Brief: Filter these entries so that only lines with the word "jedinica" remain.

Given records:
** BEGIN **
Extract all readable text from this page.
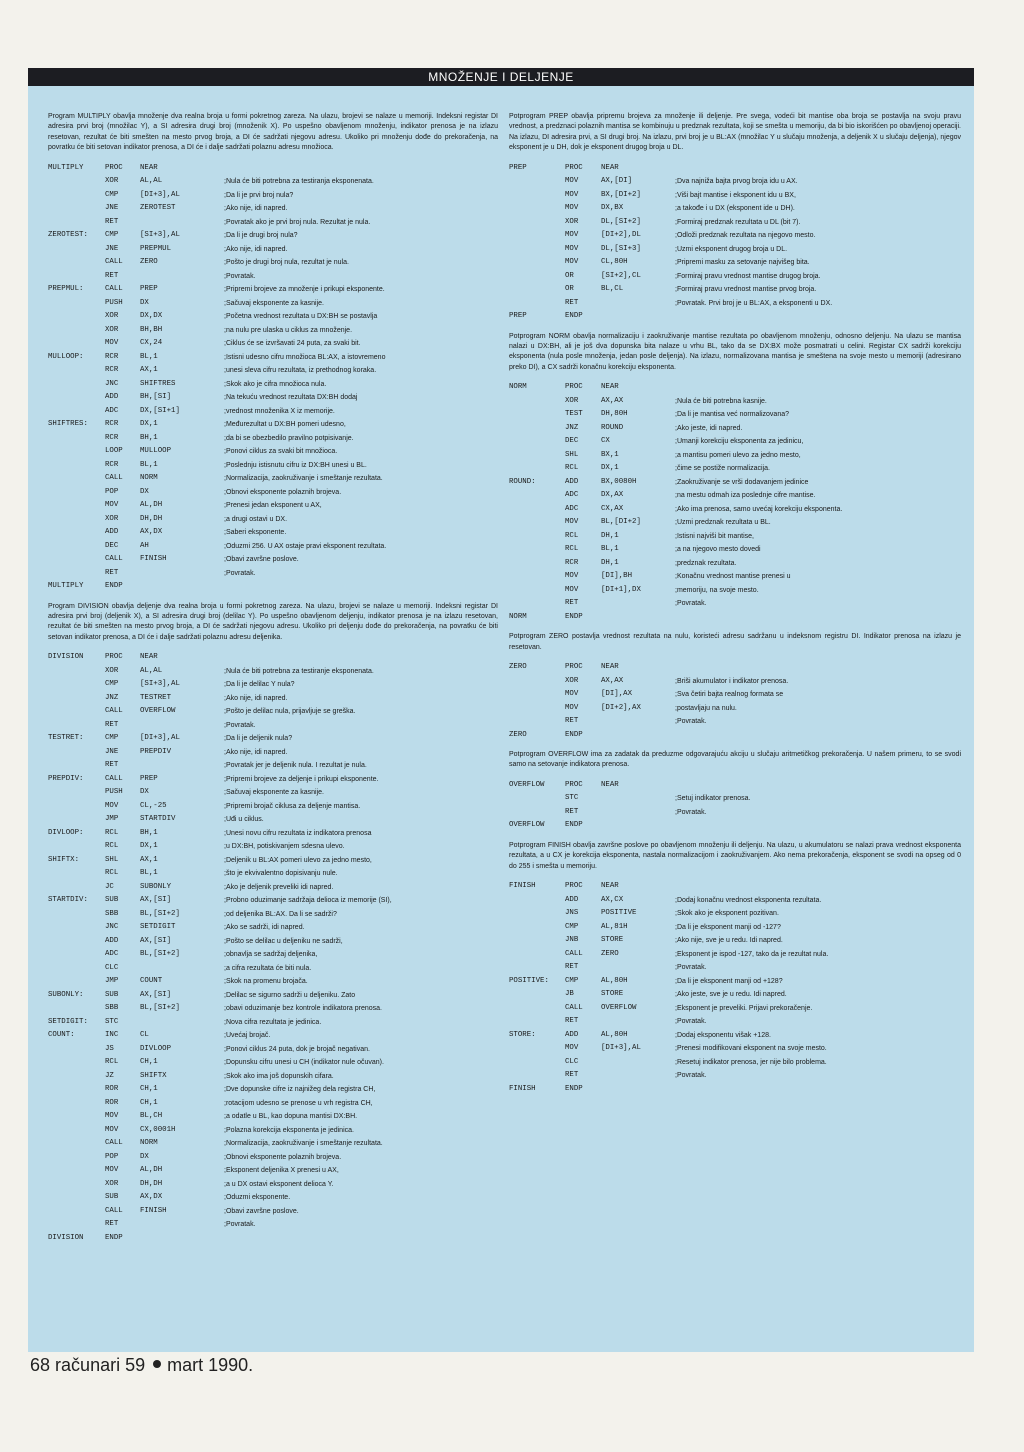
MNOŽENJE I DELJENJE

Program MULTIPLY obavlja množenje dva realna broja u formi pokretnog zareza. Na ulazu, brojevi se nalaze u memoriji. Indeksni registar DI adresira prvi broj (množilac Y), a SI adresira drugi broj (množenik X). Po uspešno obavljenom množenju, indikator prenosa je na izlazu resetovan, rezultat će biti smešten na mesto prvog broja, a DI će sadržati njegovu adresu. Ukoliko pri množenju dođe do prekoračenja, na povratku će biti setovan indikator prenosa, a DI će i dalje sadržati polaznu adresu množioca.

MULTIPLY	PROC NEAR
XOR	AL,AL	;Nula će biti potrebna za testiranja eksponenata.
CMP	[DI+3],AL	;Da li je prvi broj nula?
JNE	ZEROTEST	;Ako nije, idi napred.
RET	;Povratak ako je prvi broj nula. Rezultat je nula.
ZEROTEST: CMP	[SI+3],AL	;Da li je drugi broj nula?
JNE	PREPMUL	;Ako nije, idi napred.
CALL ZERO	;Pošto je drugi broj nula, rezultat je nula.
RET	;Povratak.
PREPMUL:	CALL PREP	;Pripremi brojeve za množenje i prikupi eksponente.
PUSH DX	;Sačuvaj eksponente za kasnije.
XOR	DX,DX	;Početna vrednost rezultata u DX:BH se postavlja
XOR	BH,BH	;na nulu pre ulaska u ciklus za množenje.
MOV	CX,24	;Ciklus će se izvršavati 24 puta, za svaki bit.
MULLOOP:	RCR	BL,1	;Istisni udesno cifru množioca BL:AX, a istovremeno
RCR	AX,1	;unesi sleva cifru rezultata, iz prethodnog koraka.
JNC	SHIFTRES	;Skok ako je cifra množioca nula.
ADD	BH,[SI]	;Na tekuću vrednost rezultata DX:BH dodaj
ADC	DX,[SI+1]	;vrednost množenika X iz memorije.
SHIFTRES: RCR	DX,1	;Međurezultat u DX:BH pomeri udesno,
RCR	BH,1	;da bi se obezbedilo pravilno potpisivanje.
LOOP MULLOOP	;Ponovi ciklus za svaki bit množioca.
RCR	BL,1	;Poslednju istisnutu cifru iz DX:BH unesi u BL.
CALL NORM	;Normalizacija, zaokruživanje i smeštanje rezultata.
POP	DX	;Obnovi eksponente polaznih brojeva.
MOV	AL,DH	;Prenesi jedan eksponent u AX,
XOR	DH,DH	;a drugi ostavi u DX.
ADD	AX,DX	;Saberi eksponente.
DEC	AH	;Oduzmi 256. U AX ostaje pravi eksponent rezultata.
CALL FINISH	;Obavi završne poslove.
RET	;Povratak.
MULTIPLY	ENDP

Program DIVISION obavlja deljenje dva realna broja u formi pokretnog zareza. Na ulazu, brojevi se nalaze u memoriji. Indeksni registar DI adresira prvi broj (deljenik X), a SI adresira drugi broj (delilac Y). Po uspešno obavljenom deljenju, indikator prenosa je na izlazu resetovan, rezultat će biti smešten na mesto prvog broja, a DI će sadržati njegovu adresu. Ukoliko pri deljenju dođe do prekoračenja, na povratku će biti setovan indikator prenosa, a DI će i dalje sadržati polaznu adresu deljenika.

DIVISION	PROC NEAR
XOR	AL,AL	;Nula će biti potrebna za testiranje eksponenata.
CMP	[SI+3],AL	;Da li je delilac Y nula?
JNZ	TESTRET	;Ako nije, idi napred.
CALL OVERFLOW	;Pošto je delilac nula, prijavljuje se greška.
RET	;Povratak.
TESTRET:	CMP	[DI+3],AL	;Da li je deljenik nula?
JNE	PREPDIV	;Ako nije, idi napred.
RET	;Povratak jer je deljenik nula. I rezultat je nula.
PREPDIV:	CALL PREP	;Pripremi brojeve za deljenje i prikupi eksponente.
PUSH DX	;Sačuvaj eksponente za kasnije.
MOV	CL,-25	;Pripremi brojač ciklusa za deljenje mantisa.
JMP	STARTDIV	;Uđi u ciklus.
DIVLOOP:	RCL	BH,1	;Unesi novu cifru rezultata iz indikatora prenosa
RCL	DX,1	;u DX:BH, potiskivanjem sdesna ulevo.
SHIFTX:	SHL	AX,1	;Deljenik u BL:AX pomeri ulevo za jedno mesto,
RCL	BL,1	;što je ekvivalentno dopisivanju nule.
JC	SUBONLY	;Ako je deljenik preveliki idi napred.
STARTDIV: SUB	AX,[SI]	;Probno oduzimanje sadržaja delioca iz memorije (SI),
SBB	BL,[SI+2]	;od deljenika BL:AX. Da li se sadrži?
JNC	SETDIGIT	;Ako se sadrži, idi napred.
ADD	AX,[SI]	;Pošto se delilac u deljeniku ne sadrži,
ADC	BL,[SI+2]	;obnavlja se sadržaj deljenika,
CLC	;a cifra rezultata će biti nula.
JMP	COUNT	;Skok na promenu brojača.
SUBONLY:	SUB	AX,[SI]	;Delilac se sigurno sadrži u deljeniku. Zato
SBB	BL,[SI+2]	;obavi oduzimanje bez kontrole indikatora prenosa.
SETDIGIT: STC	;Nova cifra rezultata je jedinica.
COUNT:	INC	CL	;Uvećaj brojač.
JS	DIVLOOP	;Ponovi ciklus 24 puta, dok je brojač negativan.
RCL	CH,1	;Dopunsku cifru unesi u CH (indikator nule očuvan).
JZ	SHIFTX	;Skok ako ima još dopunskih cifara.
ROR	CH,1	;Dve dopunske cifre iz najnižeg dela registra CH,
ROR	CH,1	;rotacijom udesno se prenose u vrh registra CH,
MOV	BL,CH	;a odatle u BL, kao dopuna mantisi DX:BH.
MOV	CX,0001H	;Polazna korekcija eksponenta je jedinica.
CALL NORM	;Normalizacija, zaokruživanje i smeštanje rezultata.
POP	DX	;Obnovi eksponente polaznih brojeva.
MOV	AL,DH	;Eksponent deljenika X prenesi u AX,
XOR	DH,DH	;a u DX ostavi eksponent delioca Y.
SUB	AX,DX	;Oduzmi eksponente.
CALL FINISH	;Obavi završne poslove.
RET	;Povratak.
DIVISION	ENDP

Potprogram PREP obavlja pripremu brojeva za množenje ili deljenje. Pre svega, vodeći bit mantise oba broja se postavlja na svoju pravu vrednost, a predznaci polaznih mantisa se kombinuju u predznak rezultata, koji se smešta u memoriju, da bi bio iskorišćen po obavljenoj operaciji. Na izlazu, DI adresira prvi, a SI drugi broj. Na izlazu, prvi broj je u BL:AX (množilac Y u slučaju množenja, a deljenik X u slučaju deljenja), njegov eksponent je u DH, dok je eksponent drugog broja u DL.

PREP	PROC NEAR
MOV	AX,[DI]	;Dva najniža bajta prvog broja idu u AX.
MOV	BX,[DI+2]	;Viši bajt mantise i eksponent idu u BX,
MOV	DX,BX	;a takođe i u DX (eksponent ide u DH).
XOR	DL,[SI+2]	;Formiraj predznak rezultata u DL (bit 7).
MOV	[DI+2],DL	;Odloži predznak rezultata na njegovo mesto.
MOV	DL,[SI+3]	;Uzmi eksponent drugog broja u DL.
MOV	CL,80H	;Pripremi masku za setovanje najvišeg bita.
OR	[SI+2],CL	;Formiraj pravu vrednost mantise drugog broja.
OR	BL,CL	;Formiraj pravu vrednost mantise prvog broja.
RET	;Povratak. Prvi broj je u BL:AX, a eksponenti u DX.
PREP	ENDP

Potprogram NORM obavlja normalizaciju i zaokruživanje mantise rezultata po obavljenom množenju, odnosno deljenju. Na ulazu se mantisa nalazi u DX:BH, ali je još dva dopunska bita nalaze u vrhu BL, tako da se DX:BX može posmatrati u celini. Registar CX sadrži korekciju eksponenta (nula posle množenja, jedan posle deljenja). Na izlazu, normalizovana mantisa je smeštena na svoje mesto u memoriji (adresirano preko DI), a CX sadrži konačnu korekciju eksponenta.

NORM	PROC NEAR
XOR	AX,AX	;Nula će biti potrebna kasnije.
TEST DH,80H	;Da li je mantisa već normalizovana?
JNZ	ROUND	;Ako jeste, idi napred.
DEC	CX	;Umanji korekciju eksponenta za jedinicu,
SHL	BX,1	;a mantisu pomeri ulevo za jedno mesto,
RCL	DX,1	;čime se postiže normalizacija.
ROUND:	ADD	BX,0080H	;Zaokruživanje se vrši dodavanjem jedinice
ADC	DX,AX	;na mestu odmah iza poslednje cifre mantise.
ADC	CX,AX	;Ako ima prenosa, samo uvećaj korekciju eksponenta.
MOV	BL,[DI+2]	;Uzmi predznak rezultata u BL.
RCL	DH,1	;Istisni najviši bit mantise,
RCL	BL,1	;a na njegovo mesto dovedi
RCR	DH,1	;predznak rezultata.
MOV	[DI],BH	;Konačnu vrednost mantise prenesi u
MOV	[DI+1],DX	;memoriju, na svoje mesto.
RET	;Povratak.
NORM	ENDP

Potprogram ZERO postavlja vrednost rezultata na nulu, koristeći adresu sadržanu u indeksnom registru DI. Indikator prenosa na izlazu je resetovan.

ZERO	PROC NEAR
XOR	AX,AX	;Briši akumulator i indikator prenosa.
MOV	[DI],AX	;Sva četiri bajta realnog formata se
MOV	[DI+2],AX	;postavljaju na nulu.
RET	;Povratak.
ZERO	ENDP

Potprogram OVERFLOW ima za zadatak da preduzme odgovarajuću akciju u slučaju aritmetičkog prekoračenja. U našem primeru, to se svodi samo na setovanje indikatora prenosa.

OVERFLOW	PROC NEAR
STC	;Setuj indikator prenosa.
RET	;Povratak.
OVERFLOW	ENDP

Potprogram FINISH obavlja završne poslove po obavljenom množenju ili deljenju. Na ulazu, u akumulatoru se nalazi prava vrednost eksponenta rezultata, a u CX je korekcija eksponenta, nastala normalizacijom i zaokruživanjem. Ako nema prekoračenja, eksponent se svodi na opseg od 0 do 255 i smešta u memoriju.

FINISH	PROC NEAR
ADD	AX,CX	;Dodaj konačnu vrednost eksponenta rezultata.
JNS	POSITIVE	;Skok ako je eksponent pozitivan.
CMP	AL,81H	;Da li je eksponent manji od -127?
JNB	STORE	;Ako nije, sve je u redu. Idi napred.
CALL ZERO	;Eksponent je ispod -127, tako da je rezultat nula.
RET	;Povratak.
POSITIVE: CMP	AL,80H	;Da li je eksponent manji od +128?
JB	STORE	;Ako jeste, sve je u redu. Idi napred.
CALL OVERFLOW	;Eksponent je preveliki. Prijavi prekoračenje.
RET	;Povratak.
STORE:	ADD	AL,80H	;Dodaj eksponentu višak +128.
MOV	[DI+3],AL	;Prenesi modifikovani eksponent na svoje mesto.
CLC	;Resetuj indikator prenosa, jer nije bilo problema.
RET	;Povratak.
FINISH	ENDP
68 računari 59 mart 1990.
** END **
Expected answer:
SETDIGIT: STC	;Nova cifra rezultata je jedinica.
MOV	CX,0001H	;Polazna korekcija eksponenta je jedinica.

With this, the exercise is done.